**INSTRUCTION**
State how many lines in the listing below include the word "Association". Give nothing but the number.

**SOURCE RECORDS**
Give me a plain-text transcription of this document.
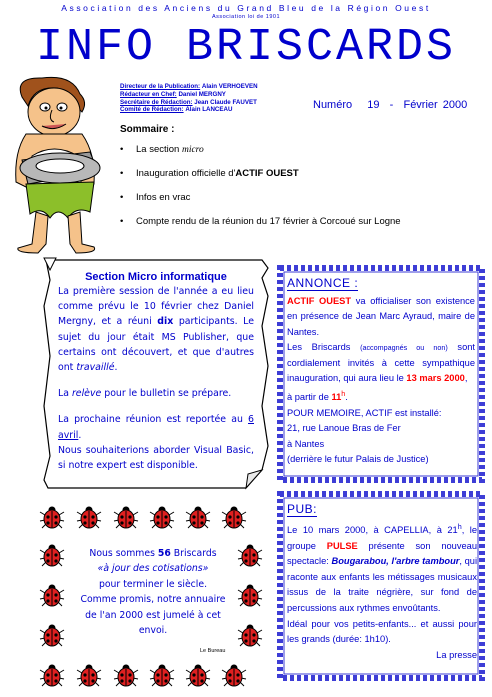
Association des Anciens du Grand Bleu de la Région Ouest
Association loi de 1901
INFO BRISCARDS
Directeur de la Publication: Alain VERHOEVEN
Rédacteur en Chef: Daniel MERGNY
Secrétaire de Rédaction: Jean Claude FAUVET
Comité de Rédaction: Alain LANCEAU	Numéro 19 - Février 2000
Sommaire :
• La section micro
• Inauguration officielle d'ACTIF OUEST
• Infos en vrac
• Compte rendu de la réunion du 17 février à Corcoué sur Logne
Section Micro informatique

La première session de l'année a eu lieu comme prévu le 10 février chez Daniel Mergny, et a réuni dix participants. Le sujet du jour était MS Publisher, que certains ont découvert, et que d'autres ont travaillé.

La relève pour le bulletin se prépare.

La prochaine réunion est reportée au 6 avril.

Nous souhaiterions aborder Visual Basic, si notre expert est disponible.

ANNONCE :
ACTIF OUEST va officialiser son existence en présence de Jean Marc Ayraud, maire de Nantes.
Les Briscards (accompagnés ou non) sont cordialement invités à cette sympathique inauguration, qui aura lieu le 13 mars 2000,
à partir de 11$^h$.
POUR MEMOIRE, ACTIF est installé:
21, rue Lanoue Bras de Fer
à Nantes
(derrière le futur Palais de Justice)
PUB:
Le 10 mars 2000, à CAPELLIA, à 21$^h$, le groupe PULSE présente son nouveau spectacle: Bougarabou, l'arbre tambour, qui raconte aux enfants les métissages musicaux issus de la traite négrière, sur fond de percussions aux rythmes envoûtants.
Idéal pour vos petits-enfants... et aussi pour les grands (durée: 1h10).
La presse
Nous sommes 56 Briscards
«à jour des cotisations»
pour terminer le siècle.
Comme promis, notre annuaire de l'an 2000 est jumelé à cet envoi.
Le Bureau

**TASK RESULT**
2